__Extrait fourni__:
Q. Le contribuable mauricien qui est saigné à blanc se sent maintenant pris entre deux feux. Ne pensez-vous pas qu'une certaine balance devrait être établie entre les taxes qu'impose le gouvernement et celles qui proviennent des municipalités?

R. Certainement, mais où est le rôle du ministre de l'administration régionale ?La loi à ce sujet devrait être totalement revue afin de combler les lacunes qui ont été maintes fois constatées, en vue de trouver une formule qui corresponde aux aspirations des citoyens. Il y a le rapport 'Smale' qui contient d'excellentes idées. Il s'agit de faire une refonte du système de la taxe municipale.

Q. Existe-t-il une réelle friction entre le gouvernement central et l'administration régionale?

R. (M. deL'Estrac). Nous avons constaté sur ce plan qu'il n'y a pas de friction réelle, ce qui est déjà beaucoup, dans les conditions actuelles. Je pense que les relations cordiales sont dues à la personnalité du ministre aussi bien qu'à l'intérêt de son ministère. Il faut dire cependant que la conjoncture actuelle nous est peu favorable.

(M. J. Bizlall). Il est vrai que nous avons des relations fort correctes avec le ministre et qu'il n'a jamais rien fait pour nous forcer la main. Il n'a, jusqu'ici, jamais embarrassé l'administration dans ses activités. Dans certains cas, il nous a même soutenus. Mais il faudrait essayer de dépasser cette relation 'correcte' en revoyant ensemble les structures municipales.

Q. N'y a-t-il pas une tendance, chez les conseillers, à s'ingérer dans la conduite des activités qui sont les seules prérogatives des officiels de la municipalité?

__Votre consigne__: Résumez l'extrait fourni en deux phrases.

__Données sources__:
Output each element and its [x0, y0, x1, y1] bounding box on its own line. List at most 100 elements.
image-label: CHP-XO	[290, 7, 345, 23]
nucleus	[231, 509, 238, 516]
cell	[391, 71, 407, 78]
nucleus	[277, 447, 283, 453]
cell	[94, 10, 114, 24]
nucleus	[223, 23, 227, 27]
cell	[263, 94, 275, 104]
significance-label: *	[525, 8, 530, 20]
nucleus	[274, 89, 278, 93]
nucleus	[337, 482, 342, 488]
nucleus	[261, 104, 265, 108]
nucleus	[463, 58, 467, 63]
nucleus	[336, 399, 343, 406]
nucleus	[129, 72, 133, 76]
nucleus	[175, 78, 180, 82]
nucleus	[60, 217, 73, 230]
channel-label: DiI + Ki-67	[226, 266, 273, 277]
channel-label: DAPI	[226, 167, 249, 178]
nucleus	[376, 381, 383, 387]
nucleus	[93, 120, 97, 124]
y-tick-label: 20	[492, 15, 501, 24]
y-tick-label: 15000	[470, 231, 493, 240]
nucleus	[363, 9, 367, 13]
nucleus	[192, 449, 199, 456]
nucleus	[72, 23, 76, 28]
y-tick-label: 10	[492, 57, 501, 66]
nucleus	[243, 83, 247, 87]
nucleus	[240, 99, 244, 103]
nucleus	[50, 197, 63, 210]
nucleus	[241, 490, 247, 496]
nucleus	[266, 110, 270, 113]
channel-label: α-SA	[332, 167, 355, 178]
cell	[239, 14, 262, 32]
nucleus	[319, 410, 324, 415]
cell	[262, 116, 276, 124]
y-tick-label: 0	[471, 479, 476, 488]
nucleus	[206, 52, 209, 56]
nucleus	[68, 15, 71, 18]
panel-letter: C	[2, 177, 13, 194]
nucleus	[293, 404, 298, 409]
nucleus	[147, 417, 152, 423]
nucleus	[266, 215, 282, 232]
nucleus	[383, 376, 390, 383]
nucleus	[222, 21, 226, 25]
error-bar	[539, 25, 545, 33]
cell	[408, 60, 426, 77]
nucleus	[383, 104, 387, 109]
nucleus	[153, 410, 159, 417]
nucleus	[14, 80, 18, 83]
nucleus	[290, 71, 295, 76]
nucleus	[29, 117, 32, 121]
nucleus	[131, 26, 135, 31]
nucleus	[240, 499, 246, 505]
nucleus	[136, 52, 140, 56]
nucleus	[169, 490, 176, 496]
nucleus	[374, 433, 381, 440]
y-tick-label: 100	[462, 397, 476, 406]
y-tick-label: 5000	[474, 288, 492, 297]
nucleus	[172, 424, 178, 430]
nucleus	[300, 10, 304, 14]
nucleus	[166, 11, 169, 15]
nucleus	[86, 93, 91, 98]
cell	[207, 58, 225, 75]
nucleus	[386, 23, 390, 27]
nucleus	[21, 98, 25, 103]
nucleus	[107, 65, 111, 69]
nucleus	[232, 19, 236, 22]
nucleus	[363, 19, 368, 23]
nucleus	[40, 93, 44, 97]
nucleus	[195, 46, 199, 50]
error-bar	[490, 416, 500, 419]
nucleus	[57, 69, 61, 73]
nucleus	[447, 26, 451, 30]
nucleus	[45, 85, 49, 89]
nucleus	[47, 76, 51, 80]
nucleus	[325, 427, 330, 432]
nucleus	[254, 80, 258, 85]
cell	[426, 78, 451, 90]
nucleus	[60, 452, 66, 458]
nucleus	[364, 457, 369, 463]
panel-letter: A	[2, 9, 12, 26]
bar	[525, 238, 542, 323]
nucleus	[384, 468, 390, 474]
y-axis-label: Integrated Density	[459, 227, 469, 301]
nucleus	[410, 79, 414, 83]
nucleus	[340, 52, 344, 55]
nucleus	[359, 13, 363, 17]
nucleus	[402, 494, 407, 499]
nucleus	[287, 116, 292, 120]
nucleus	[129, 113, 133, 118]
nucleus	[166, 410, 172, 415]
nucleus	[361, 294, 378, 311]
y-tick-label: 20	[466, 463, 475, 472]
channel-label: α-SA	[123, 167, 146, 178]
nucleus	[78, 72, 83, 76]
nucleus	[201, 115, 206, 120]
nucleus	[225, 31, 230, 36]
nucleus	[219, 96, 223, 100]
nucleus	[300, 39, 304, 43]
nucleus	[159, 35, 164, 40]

__Réponse__: À la question d'un équilibre entre les taxes du gouvernement et celles des municipalités, la réponse est affirmative : la loi devrait être revue pour refondre le système de la taxe municipale, et le rapport 'Smale' contient d'excellentes idées. M. deL'Estrac et M. J. Bizlall constatent qu'il n'y a pas de friction réelle entre le gouvernement central et l'administration régionale et que les relations avec le ministre sont cordiales et correctes, mais M. Bizlall souhaite dépasser cette relation en revoyant ensemble les structures municipales.